** Requirement **
Scan the records below. List lines holding "horizontal".

[A block of data]
════════════════════

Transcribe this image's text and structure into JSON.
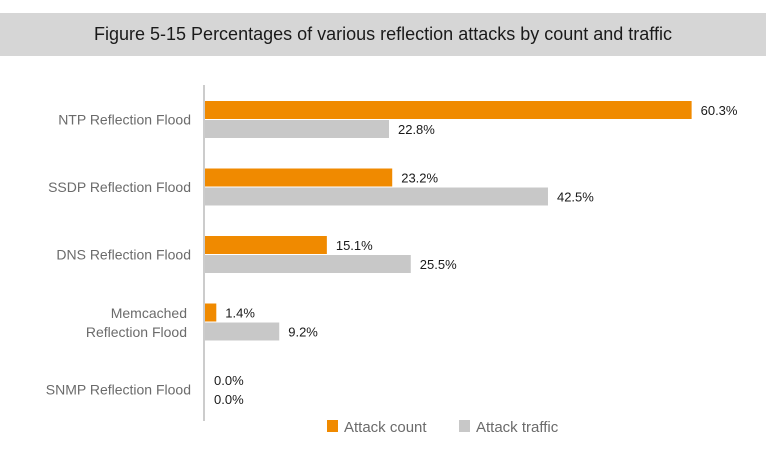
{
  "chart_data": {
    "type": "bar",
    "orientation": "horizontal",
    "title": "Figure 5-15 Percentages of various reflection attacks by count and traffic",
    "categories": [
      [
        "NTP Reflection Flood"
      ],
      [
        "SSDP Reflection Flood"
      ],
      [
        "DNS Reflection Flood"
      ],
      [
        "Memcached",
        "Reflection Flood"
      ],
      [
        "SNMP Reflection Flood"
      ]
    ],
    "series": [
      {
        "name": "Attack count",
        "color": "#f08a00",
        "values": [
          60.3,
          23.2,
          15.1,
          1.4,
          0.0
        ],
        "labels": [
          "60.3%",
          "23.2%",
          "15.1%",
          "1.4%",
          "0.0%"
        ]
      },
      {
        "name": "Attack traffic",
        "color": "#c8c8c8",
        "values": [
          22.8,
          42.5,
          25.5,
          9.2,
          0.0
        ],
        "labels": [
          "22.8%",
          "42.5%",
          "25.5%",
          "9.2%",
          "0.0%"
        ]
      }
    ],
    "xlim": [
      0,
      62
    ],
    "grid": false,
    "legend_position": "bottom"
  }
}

════════════════════

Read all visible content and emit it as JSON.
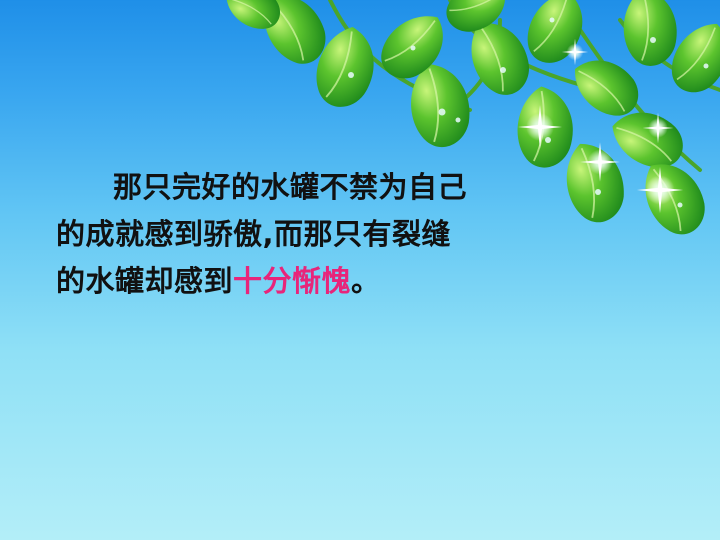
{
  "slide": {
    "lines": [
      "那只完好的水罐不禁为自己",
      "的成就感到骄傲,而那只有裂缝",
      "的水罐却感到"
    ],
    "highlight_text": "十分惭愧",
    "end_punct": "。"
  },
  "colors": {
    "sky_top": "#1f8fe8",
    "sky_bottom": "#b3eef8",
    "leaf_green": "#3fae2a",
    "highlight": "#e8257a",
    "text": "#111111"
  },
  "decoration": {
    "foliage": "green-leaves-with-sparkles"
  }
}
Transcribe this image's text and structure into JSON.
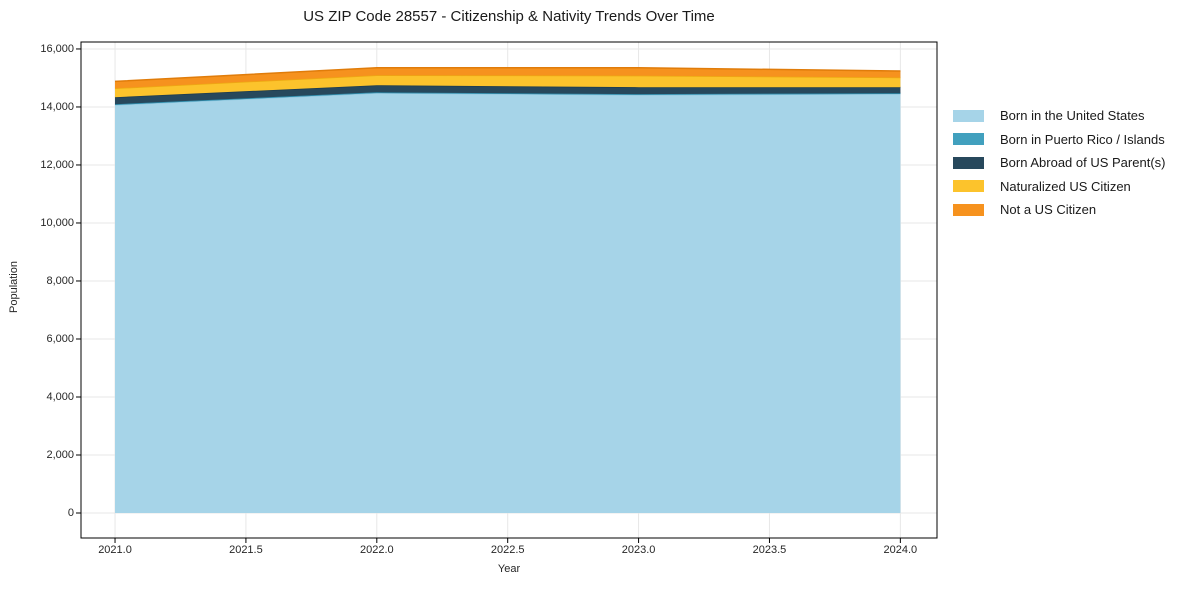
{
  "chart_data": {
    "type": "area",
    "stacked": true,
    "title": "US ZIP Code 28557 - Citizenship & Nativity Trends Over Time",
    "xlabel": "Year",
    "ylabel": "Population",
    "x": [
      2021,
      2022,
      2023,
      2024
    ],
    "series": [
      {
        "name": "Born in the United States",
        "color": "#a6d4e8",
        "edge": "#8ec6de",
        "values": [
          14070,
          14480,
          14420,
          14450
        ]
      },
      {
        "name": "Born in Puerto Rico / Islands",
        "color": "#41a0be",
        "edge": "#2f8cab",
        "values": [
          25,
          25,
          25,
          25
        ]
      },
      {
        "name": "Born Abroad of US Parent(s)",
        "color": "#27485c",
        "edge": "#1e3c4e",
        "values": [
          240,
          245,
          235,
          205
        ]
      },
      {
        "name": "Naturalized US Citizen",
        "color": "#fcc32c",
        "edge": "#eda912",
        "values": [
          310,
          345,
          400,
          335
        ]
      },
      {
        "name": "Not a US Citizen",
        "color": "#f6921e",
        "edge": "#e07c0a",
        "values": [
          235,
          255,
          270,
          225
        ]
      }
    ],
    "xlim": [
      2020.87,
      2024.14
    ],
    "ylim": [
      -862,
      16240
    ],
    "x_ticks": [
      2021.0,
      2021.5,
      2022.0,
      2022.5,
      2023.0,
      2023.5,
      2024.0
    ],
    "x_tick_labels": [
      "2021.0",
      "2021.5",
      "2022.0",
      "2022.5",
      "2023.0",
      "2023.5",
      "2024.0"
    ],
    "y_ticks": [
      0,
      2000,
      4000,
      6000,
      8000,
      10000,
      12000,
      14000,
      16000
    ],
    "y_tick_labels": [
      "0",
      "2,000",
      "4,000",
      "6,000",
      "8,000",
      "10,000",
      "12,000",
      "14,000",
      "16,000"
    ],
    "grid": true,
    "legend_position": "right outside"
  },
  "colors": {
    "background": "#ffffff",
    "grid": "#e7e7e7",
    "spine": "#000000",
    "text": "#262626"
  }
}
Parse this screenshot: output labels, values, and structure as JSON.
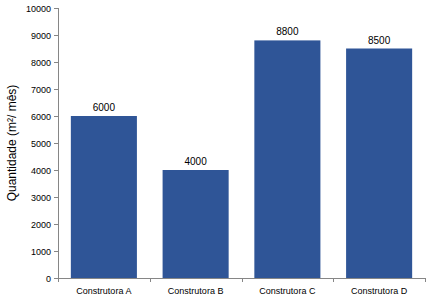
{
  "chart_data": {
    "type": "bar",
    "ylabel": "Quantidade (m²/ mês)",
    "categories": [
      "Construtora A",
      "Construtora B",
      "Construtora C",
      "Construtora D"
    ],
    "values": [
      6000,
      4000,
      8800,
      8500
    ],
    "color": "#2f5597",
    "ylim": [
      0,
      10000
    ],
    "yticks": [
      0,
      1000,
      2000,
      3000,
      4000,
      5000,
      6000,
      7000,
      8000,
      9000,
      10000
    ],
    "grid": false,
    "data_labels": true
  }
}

════════════════════

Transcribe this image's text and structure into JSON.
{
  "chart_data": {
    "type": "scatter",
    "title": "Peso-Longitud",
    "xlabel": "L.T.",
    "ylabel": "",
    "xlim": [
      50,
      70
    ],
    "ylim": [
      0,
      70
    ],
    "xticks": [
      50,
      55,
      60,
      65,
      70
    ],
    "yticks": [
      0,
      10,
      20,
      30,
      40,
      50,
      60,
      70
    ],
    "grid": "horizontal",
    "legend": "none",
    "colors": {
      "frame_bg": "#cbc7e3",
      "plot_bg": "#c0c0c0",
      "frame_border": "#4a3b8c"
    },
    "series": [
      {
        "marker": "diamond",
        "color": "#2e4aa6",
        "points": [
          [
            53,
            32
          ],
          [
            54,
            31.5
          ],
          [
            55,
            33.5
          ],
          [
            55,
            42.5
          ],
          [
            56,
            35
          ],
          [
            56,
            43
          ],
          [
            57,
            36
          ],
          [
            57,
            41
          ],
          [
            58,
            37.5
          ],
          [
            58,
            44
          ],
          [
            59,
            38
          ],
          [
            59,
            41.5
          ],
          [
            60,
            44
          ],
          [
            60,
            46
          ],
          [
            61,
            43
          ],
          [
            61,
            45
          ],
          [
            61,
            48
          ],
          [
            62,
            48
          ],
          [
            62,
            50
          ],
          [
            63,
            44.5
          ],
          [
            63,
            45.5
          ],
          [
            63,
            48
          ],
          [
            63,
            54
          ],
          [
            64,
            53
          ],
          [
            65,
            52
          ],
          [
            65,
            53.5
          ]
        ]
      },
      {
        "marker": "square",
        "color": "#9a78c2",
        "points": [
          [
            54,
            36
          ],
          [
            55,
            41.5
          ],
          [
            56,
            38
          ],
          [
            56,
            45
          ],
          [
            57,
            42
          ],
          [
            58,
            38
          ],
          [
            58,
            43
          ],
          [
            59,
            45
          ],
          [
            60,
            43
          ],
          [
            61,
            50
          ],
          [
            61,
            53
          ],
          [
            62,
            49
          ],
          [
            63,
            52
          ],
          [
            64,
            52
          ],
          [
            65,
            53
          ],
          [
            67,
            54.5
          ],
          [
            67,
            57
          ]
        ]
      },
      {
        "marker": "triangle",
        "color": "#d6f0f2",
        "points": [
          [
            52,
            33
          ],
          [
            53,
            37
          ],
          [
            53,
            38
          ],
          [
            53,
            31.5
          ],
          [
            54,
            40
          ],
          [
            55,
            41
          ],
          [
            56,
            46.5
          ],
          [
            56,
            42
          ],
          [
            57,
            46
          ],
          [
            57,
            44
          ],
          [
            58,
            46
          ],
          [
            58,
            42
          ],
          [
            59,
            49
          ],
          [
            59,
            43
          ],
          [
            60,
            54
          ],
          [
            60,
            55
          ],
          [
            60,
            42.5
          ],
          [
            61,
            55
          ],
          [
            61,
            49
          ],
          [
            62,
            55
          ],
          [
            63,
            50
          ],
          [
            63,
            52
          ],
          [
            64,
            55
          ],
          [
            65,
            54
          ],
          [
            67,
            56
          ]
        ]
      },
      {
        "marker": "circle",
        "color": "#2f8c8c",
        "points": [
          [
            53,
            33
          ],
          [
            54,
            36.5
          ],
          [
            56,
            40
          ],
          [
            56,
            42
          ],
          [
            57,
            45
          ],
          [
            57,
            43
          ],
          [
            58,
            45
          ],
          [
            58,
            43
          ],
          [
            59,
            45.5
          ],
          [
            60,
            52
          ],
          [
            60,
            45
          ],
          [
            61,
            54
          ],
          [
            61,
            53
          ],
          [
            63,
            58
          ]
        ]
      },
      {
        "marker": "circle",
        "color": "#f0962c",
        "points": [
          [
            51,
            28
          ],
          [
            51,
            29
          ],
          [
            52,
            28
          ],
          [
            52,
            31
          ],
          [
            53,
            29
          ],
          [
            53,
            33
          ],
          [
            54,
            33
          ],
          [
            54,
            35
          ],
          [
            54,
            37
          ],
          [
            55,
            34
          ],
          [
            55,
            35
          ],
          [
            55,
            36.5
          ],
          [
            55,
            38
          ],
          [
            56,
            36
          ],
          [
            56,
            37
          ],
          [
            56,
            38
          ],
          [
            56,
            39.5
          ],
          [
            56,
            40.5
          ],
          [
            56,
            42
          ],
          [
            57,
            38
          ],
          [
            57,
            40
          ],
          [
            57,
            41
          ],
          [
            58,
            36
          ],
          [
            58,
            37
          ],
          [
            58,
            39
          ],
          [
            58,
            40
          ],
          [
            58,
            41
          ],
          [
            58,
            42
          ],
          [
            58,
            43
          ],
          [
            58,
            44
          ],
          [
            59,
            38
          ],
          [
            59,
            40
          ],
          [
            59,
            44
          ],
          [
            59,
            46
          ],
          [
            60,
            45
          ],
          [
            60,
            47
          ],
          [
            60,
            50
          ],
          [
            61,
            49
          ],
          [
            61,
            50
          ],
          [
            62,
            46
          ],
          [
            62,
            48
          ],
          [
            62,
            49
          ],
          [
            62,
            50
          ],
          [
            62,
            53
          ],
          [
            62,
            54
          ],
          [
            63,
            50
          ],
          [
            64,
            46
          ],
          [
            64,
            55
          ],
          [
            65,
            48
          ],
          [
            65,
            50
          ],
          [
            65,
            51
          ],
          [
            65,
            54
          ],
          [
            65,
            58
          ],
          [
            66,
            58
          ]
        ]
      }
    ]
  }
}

════════════════════

** The answer **
    "orientation": "horizontal",
    "grid": "horizontal",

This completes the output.